--- start of Exercise data ---
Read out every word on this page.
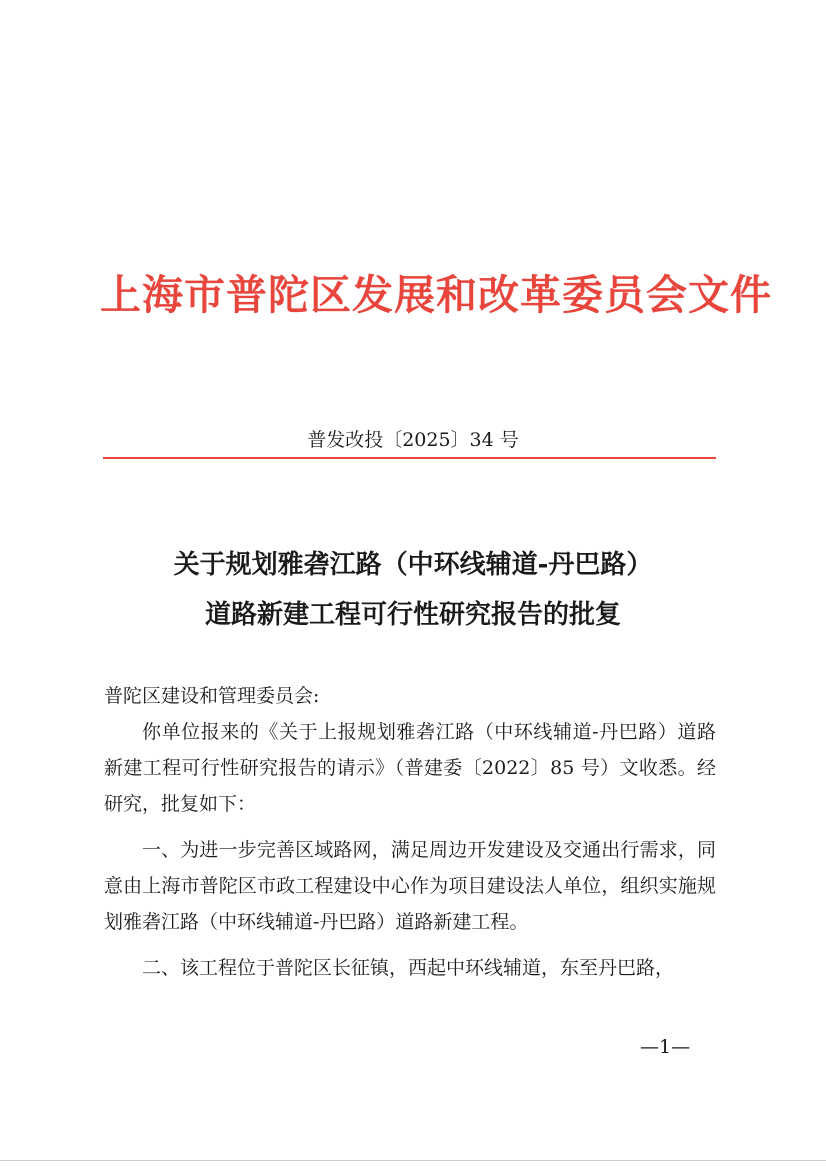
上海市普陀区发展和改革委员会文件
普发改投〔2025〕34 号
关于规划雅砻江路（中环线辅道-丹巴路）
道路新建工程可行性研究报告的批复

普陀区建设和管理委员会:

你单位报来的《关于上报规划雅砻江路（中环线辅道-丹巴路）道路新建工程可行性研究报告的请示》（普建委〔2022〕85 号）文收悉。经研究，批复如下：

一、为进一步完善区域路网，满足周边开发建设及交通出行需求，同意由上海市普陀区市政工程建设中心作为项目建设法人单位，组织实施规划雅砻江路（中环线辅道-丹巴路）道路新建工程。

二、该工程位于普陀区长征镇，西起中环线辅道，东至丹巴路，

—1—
--- end of Exercise data ---
(Task goal)
Transcribe the material exactly, leaving every picture out.

(Result of the exercise)
Read out every word on this page.
上海市普陀区发展和改革委员会文件
普发改投〔2025〕34 号
关于规划雅砻江路（中环线辅道-丹巴路）
道路新建工程可行性研究报告的批复

普陀区建设和管理委员会:

你单位报来的《关于上报规划雅砻江路（中环线辅道-丹巴路）道路新建工程可行性研究报告的请示》（普建委〔2022〕85 号）文收悉。经研究，批复如下：

一、为进一步完善区域路网，满足周边开发建设及交通出行需求，同意由上海市普陀区市政工程建设中心作为项目建设法人单位，组织实施规划雅砻江路（中环线辅道-丹巴路）道路新建工程。

二、该工程位于普陀区长征镇，西起中环线辅道，东至丹巴路，

—1—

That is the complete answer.